> [What needs to be done]:
Each record that follows should be repeated exactly, minus any images.

______________________________

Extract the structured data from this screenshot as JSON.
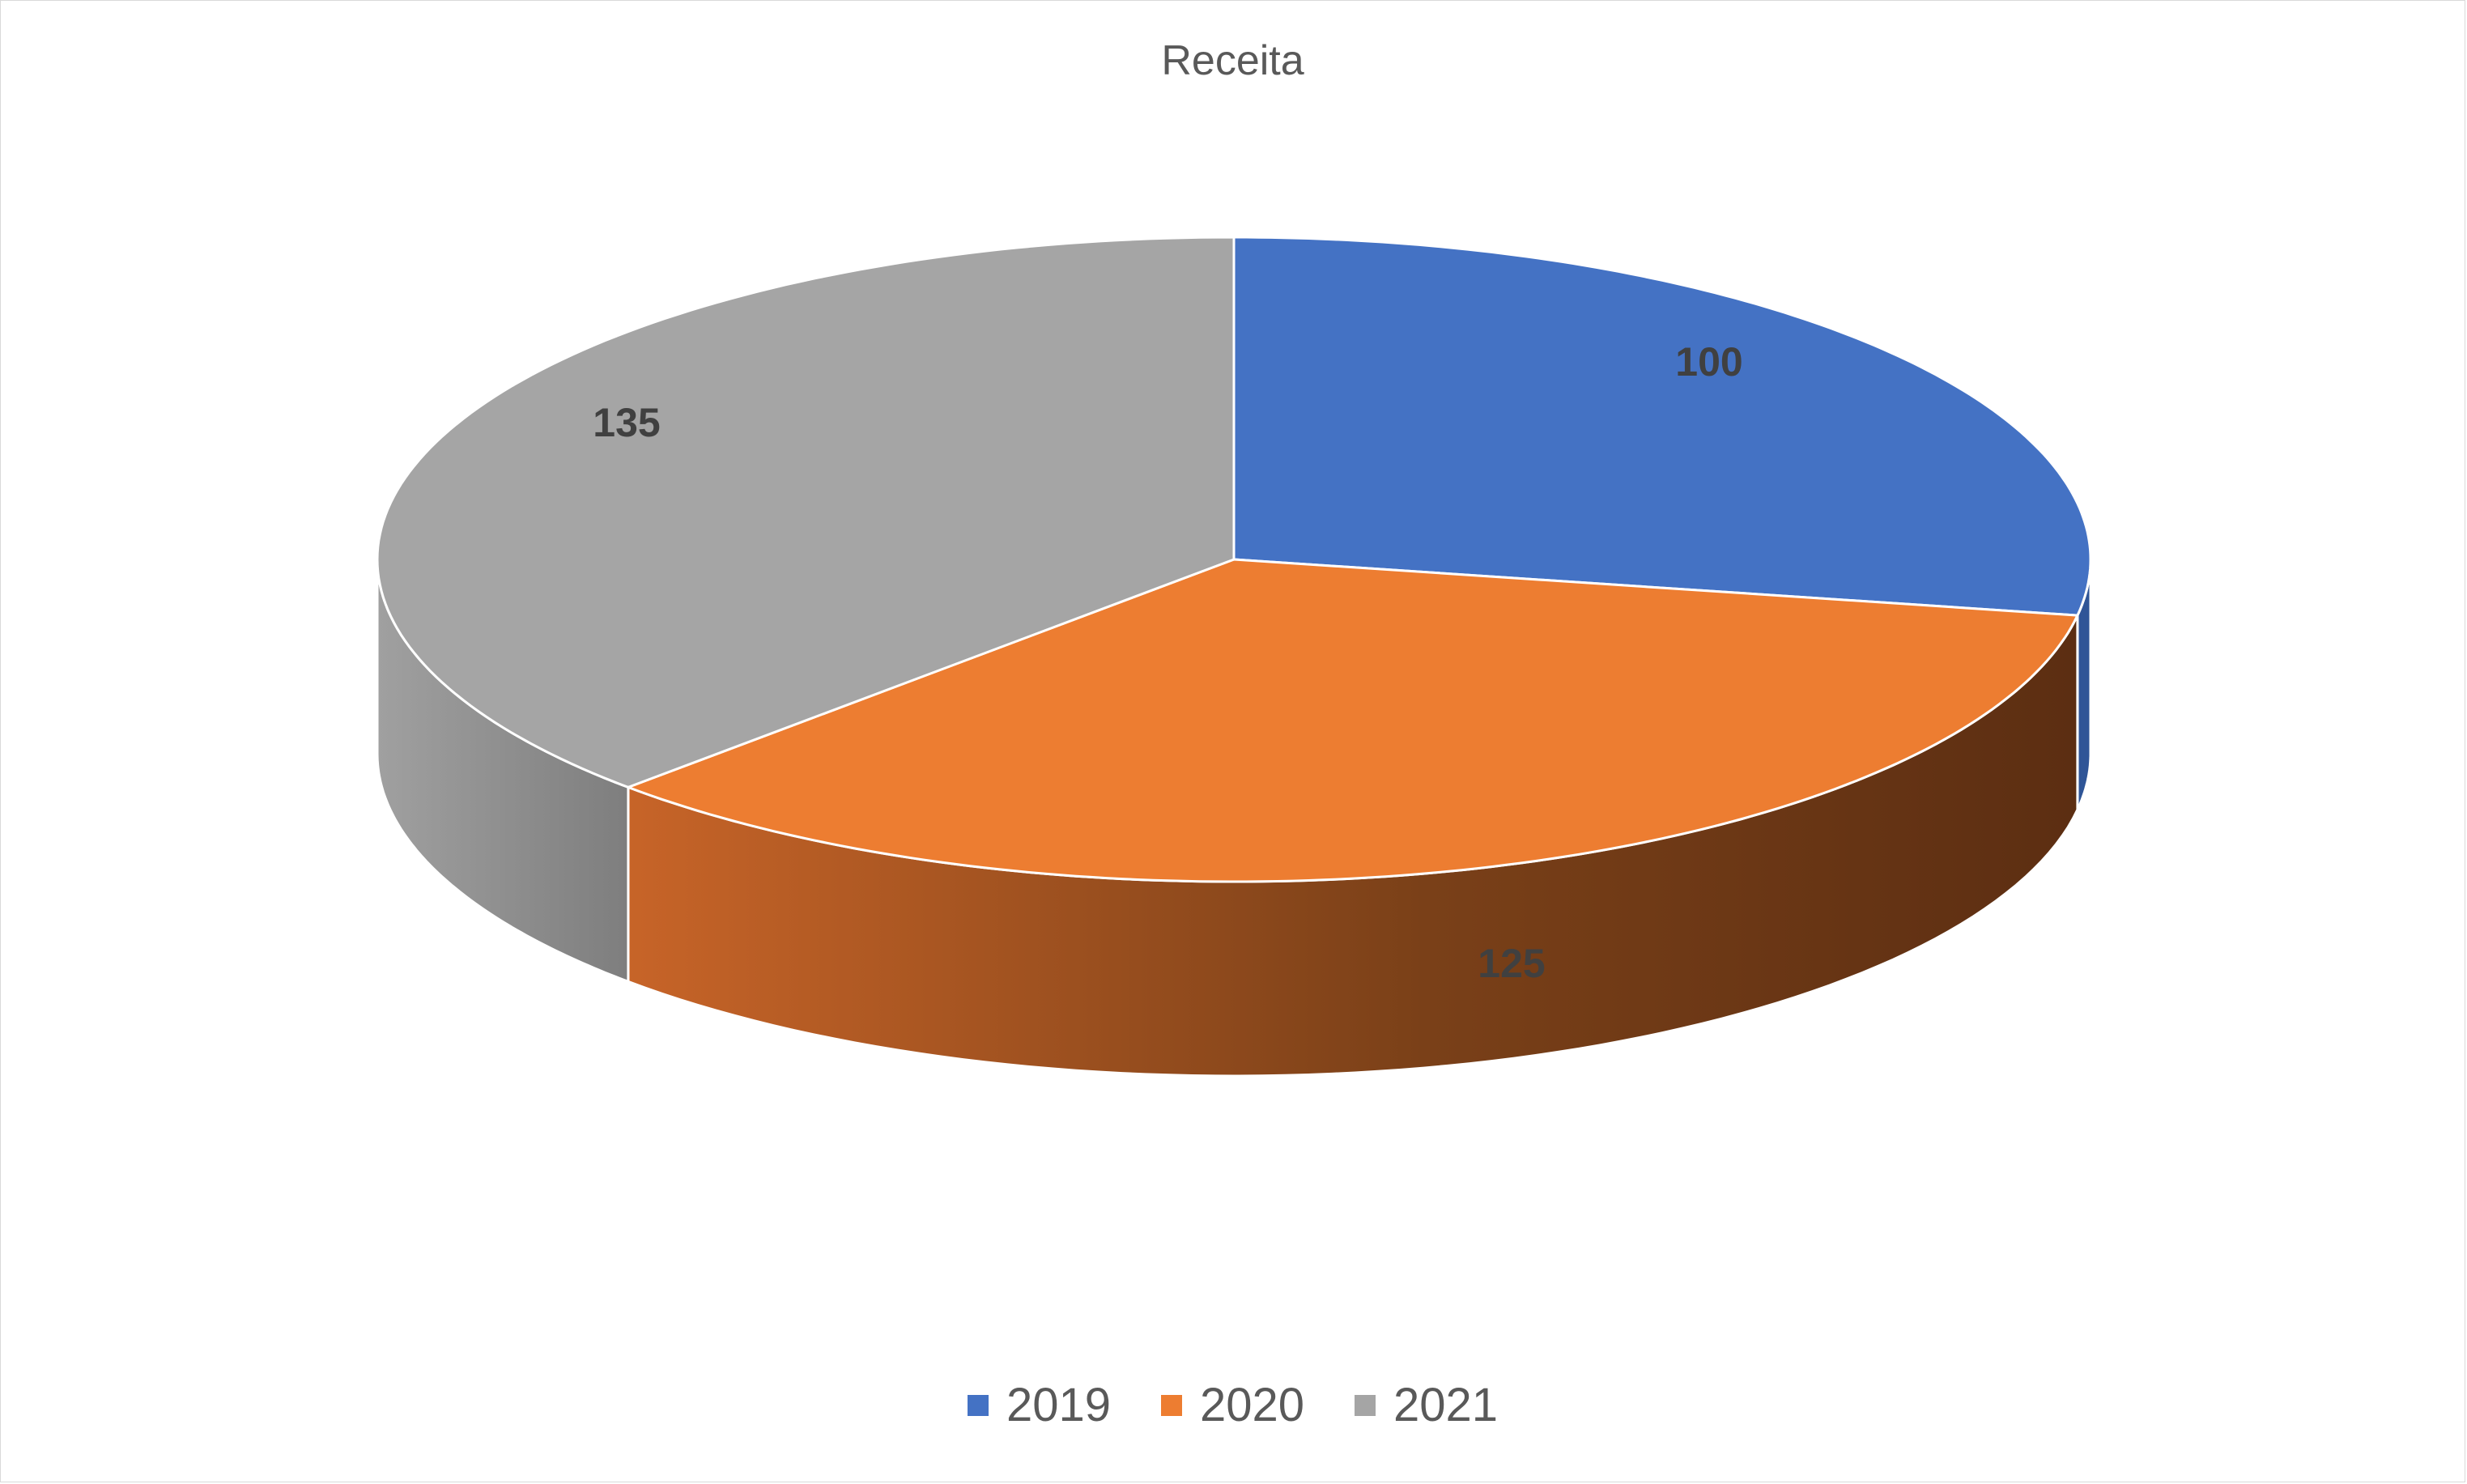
{
  "chart_data": {
    "type": "pie",
    "title": "Receita",
    "categories": [
      "2019",
      "2020",
      "2021"
    ],
    "values": [
      100,
      125,
      135
    ],
    "colors": [
      "#4472C4",
      "#ED7D31",
      "#A5A5A5"
    ],
    "data_labels": [
      "100",
      "125",
      "135"
    ],
    "legend_position": "bottom",
    "style": "3d-pie"
  }
}
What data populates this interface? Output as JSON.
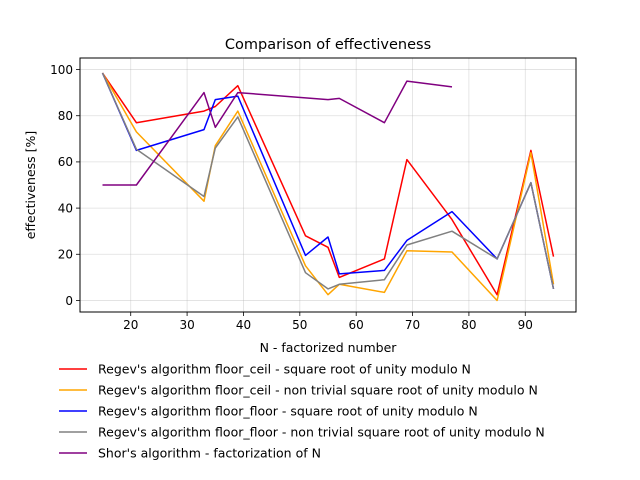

______________________________

> [Exercise output]:
Extract the structured data from this screenshot as JSON.
{
  "chart_data": {
    "type": "pie",
    "title": "Receita",
    "categories": [
      "2019",
      "2020",
      "2021"
    ],
    "values": [
      100,
      125,
      135
    ],
    "colors": [
      "#4472C4",
      "#ED7D31",
      "#A5A5A5"
    ],
    "data_labels": [
      "100",
      "125",
      "135"
    ],
    "legend_position": "bottom",
    "style": "3d-pie"
  }
}
What data populates this interface? Output as JSON.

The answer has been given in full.